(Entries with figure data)
----
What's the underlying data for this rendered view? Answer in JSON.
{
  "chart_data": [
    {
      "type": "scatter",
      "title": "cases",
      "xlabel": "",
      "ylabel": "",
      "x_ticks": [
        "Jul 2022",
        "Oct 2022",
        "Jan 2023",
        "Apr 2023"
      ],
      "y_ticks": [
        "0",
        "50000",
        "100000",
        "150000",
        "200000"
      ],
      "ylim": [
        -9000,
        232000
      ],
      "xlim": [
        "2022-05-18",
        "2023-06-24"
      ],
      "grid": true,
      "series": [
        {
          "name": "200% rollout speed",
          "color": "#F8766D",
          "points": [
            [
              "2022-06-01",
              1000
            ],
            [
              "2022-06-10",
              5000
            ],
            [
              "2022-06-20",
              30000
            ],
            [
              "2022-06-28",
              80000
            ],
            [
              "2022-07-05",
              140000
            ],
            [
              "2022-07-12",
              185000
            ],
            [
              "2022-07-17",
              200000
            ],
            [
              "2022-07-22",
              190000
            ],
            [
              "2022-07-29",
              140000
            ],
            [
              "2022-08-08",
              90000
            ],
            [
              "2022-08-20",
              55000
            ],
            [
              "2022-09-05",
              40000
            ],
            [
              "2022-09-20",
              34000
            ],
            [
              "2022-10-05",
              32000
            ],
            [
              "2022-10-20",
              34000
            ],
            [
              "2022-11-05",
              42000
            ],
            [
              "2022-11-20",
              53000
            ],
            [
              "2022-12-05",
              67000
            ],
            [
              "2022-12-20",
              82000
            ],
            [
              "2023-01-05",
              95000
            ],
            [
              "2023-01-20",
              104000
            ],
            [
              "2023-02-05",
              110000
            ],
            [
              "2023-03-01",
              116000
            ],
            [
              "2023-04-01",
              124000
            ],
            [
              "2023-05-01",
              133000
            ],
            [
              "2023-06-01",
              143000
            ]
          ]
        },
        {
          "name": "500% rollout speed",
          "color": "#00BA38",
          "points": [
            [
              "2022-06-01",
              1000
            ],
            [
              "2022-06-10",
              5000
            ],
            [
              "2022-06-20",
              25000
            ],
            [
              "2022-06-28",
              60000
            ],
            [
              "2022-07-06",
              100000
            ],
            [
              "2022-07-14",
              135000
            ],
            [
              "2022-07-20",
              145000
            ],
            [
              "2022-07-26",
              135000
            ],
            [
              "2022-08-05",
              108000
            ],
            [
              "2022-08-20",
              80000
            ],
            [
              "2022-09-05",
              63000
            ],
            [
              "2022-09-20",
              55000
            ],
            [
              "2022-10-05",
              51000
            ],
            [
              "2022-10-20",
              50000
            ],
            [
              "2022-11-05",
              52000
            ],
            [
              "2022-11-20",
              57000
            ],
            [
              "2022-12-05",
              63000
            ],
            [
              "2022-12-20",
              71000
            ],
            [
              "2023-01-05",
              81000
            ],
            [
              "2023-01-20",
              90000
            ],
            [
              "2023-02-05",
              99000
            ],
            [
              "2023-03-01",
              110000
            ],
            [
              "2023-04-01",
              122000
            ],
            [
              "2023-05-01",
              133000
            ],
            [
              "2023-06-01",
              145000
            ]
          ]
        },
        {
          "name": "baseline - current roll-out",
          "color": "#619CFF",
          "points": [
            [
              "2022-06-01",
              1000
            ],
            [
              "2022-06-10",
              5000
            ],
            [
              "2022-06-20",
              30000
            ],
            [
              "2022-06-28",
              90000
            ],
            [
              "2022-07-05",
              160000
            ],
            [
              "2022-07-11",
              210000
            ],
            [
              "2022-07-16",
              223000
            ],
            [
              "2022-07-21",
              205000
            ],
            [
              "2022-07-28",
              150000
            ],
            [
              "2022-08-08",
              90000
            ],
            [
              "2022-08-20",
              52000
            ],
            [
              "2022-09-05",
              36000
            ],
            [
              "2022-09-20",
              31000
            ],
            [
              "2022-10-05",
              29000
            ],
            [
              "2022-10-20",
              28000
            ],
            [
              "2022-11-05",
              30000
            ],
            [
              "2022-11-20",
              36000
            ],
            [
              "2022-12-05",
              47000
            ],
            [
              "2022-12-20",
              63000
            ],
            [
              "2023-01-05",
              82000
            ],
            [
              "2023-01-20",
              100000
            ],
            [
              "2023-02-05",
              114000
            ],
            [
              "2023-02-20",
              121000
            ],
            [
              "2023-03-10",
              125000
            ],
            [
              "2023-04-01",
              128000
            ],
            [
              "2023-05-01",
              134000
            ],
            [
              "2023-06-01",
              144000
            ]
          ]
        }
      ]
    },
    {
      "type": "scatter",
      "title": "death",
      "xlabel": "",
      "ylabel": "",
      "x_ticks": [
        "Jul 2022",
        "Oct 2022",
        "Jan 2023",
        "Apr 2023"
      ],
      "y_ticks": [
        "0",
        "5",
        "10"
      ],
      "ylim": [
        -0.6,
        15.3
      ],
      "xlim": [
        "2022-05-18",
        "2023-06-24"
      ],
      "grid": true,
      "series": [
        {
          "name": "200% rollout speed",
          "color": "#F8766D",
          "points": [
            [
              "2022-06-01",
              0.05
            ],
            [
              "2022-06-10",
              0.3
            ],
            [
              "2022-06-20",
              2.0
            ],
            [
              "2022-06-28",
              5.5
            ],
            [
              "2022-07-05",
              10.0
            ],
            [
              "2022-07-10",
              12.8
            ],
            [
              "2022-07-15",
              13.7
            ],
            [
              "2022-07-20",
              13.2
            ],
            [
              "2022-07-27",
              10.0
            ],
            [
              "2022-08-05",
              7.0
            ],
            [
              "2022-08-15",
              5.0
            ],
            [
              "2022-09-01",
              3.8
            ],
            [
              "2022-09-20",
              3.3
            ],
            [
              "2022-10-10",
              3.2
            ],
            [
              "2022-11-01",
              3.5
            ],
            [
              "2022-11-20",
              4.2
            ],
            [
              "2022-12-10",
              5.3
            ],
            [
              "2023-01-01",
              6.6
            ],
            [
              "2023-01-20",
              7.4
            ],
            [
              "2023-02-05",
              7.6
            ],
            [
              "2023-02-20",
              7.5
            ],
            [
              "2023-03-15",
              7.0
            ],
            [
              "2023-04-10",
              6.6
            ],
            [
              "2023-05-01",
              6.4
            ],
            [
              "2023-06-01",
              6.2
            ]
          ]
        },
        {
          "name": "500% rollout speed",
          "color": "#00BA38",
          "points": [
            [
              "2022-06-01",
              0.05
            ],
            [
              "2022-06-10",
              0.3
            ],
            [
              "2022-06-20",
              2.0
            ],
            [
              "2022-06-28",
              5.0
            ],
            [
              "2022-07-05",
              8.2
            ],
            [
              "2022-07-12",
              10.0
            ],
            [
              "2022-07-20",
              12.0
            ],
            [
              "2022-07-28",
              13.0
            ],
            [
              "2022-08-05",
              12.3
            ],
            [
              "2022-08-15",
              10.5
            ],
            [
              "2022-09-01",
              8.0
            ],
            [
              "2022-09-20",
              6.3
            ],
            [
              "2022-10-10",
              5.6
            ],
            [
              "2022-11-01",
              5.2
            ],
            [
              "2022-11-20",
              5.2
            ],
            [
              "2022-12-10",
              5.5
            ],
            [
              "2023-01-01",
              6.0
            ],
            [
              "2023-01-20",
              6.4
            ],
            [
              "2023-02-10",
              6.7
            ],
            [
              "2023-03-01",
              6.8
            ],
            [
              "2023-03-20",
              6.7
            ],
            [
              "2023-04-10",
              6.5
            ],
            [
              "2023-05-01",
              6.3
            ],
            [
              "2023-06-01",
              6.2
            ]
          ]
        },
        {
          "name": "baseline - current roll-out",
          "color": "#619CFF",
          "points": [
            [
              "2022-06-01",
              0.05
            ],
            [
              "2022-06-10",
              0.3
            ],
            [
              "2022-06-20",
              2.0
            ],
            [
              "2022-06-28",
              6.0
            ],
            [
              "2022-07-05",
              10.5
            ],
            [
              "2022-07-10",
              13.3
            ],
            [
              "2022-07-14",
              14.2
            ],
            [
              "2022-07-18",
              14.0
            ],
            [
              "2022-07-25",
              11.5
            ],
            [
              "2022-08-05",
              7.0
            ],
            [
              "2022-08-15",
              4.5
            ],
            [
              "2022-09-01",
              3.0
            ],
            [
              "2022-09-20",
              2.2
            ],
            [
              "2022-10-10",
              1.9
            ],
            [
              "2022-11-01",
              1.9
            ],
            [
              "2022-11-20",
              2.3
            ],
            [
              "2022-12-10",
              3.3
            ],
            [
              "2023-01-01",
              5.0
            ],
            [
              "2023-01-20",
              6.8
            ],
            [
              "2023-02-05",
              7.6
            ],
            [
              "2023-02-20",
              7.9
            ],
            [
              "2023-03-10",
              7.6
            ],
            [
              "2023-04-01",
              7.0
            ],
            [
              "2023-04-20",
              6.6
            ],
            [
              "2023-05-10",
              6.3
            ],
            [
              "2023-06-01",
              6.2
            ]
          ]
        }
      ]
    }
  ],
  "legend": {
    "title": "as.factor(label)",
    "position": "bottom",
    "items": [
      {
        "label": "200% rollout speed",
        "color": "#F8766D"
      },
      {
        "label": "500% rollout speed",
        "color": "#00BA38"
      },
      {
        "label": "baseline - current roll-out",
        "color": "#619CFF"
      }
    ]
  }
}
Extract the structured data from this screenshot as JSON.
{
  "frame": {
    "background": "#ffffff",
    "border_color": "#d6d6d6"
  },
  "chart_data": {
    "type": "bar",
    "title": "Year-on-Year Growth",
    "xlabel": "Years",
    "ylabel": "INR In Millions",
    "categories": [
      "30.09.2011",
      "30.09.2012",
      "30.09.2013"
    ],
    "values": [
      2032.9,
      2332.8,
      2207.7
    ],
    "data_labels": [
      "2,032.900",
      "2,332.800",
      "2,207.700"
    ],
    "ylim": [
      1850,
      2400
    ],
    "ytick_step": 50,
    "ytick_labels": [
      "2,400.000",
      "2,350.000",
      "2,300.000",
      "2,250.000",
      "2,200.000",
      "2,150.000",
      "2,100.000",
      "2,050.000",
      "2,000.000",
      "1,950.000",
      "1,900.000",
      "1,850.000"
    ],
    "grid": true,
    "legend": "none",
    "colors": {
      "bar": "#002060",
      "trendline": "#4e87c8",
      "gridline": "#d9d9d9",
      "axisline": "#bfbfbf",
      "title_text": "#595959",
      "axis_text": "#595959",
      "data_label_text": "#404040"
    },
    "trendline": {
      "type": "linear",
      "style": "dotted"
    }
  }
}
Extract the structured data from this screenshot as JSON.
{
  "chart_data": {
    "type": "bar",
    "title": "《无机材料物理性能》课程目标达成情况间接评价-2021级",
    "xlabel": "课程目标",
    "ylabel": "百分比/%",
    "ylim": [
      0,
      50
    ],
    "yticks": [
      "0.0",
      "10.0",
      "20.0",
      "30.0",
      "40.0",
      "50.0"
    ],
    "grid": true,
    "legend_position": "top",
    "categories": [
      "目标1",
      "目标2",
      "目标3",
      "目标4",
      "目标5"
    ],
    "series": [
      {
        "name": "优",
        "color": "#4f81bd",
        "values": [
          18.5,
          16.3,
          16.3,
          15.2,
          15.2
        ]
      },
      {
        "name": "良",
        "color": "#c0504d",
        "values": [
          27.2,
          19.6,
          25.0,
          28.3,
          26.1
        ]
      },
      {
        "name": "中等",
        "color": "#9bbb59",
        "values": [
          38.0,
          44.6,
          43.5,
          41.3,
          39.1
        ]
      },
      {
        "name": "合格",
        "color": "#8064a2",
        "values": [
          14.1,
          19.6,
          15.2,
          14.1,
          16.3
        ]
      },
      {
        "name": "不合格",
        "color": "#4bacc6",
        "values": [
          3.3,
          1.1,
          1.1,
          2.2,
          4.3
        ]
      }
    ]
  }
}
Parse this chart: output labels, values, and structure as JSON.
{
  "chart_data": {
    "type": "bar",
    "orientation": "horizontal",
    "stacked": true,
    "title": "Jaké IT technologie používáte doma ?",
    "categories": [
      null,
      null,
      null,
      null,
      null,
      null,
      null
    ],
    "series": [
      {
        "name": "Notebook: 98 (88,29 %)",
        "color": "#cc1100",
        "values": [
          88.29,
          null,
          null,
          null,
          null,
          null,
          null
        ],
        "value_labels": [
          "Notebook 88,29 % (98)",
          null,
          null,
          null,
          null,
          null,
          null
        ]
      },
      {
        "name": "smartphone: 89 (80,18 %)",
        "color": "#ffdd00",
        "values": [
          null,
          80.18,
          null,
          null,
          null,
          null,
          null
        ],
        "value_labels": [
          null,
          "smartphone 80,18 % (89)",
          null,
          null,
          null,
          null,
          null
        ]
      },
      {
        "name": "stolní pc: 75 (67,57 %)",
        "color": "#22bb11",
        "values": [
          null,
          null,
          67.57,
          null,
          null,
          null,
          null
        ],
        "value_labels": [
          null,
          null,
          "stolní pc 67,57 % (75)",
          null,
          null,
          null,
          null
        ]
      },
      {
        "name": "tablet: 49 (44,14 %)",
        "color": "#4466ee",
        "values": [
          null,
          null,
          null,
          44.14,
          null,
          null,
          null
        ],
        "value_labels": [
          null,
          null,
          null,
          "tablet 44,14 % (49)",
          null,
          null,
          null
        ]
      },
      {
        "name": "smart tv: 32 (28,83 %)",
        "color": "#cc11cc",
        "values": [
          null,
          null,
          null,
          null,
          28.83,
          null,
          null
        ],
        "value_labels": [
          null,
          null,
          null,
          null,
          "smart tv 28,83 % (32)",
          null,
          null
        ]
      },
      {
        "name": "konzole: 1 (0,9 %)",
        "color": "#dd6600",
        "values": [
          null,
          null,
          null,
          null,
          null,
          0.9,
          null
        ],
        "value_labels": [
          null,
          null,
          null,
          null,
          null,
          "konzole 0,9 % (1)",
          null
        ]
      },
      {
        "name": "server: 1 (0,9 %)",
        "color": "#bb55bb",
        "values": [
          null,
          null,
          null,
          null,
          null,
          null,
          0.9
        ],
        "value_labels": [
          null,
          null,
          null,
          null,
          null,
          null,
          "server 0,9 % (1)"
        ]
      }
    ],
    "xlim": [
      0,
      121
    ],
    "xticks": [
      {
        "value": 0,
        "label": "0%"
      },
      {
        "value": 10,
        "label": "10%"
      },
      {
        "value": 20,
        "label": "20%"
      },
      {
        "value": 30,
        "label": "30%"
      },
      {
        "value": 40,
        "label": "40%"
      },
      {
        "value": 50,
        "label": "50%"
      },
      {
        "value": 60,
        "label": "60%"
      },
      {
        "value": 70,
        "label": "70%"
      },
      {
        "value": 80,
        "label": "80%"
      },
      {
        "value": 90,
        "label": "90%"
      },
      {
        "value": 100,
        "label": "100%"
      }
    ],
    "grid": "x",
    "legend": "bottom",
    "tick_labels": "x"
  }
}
----
**DIRECTION**
Pull every line containing the word "xlabel" out of the entries above.

**EXPECTED OUTPUT**
      "xlabel": "",
      "xlabel": "",
    "xlabel": "Years",
    "xlabel": "课程目标",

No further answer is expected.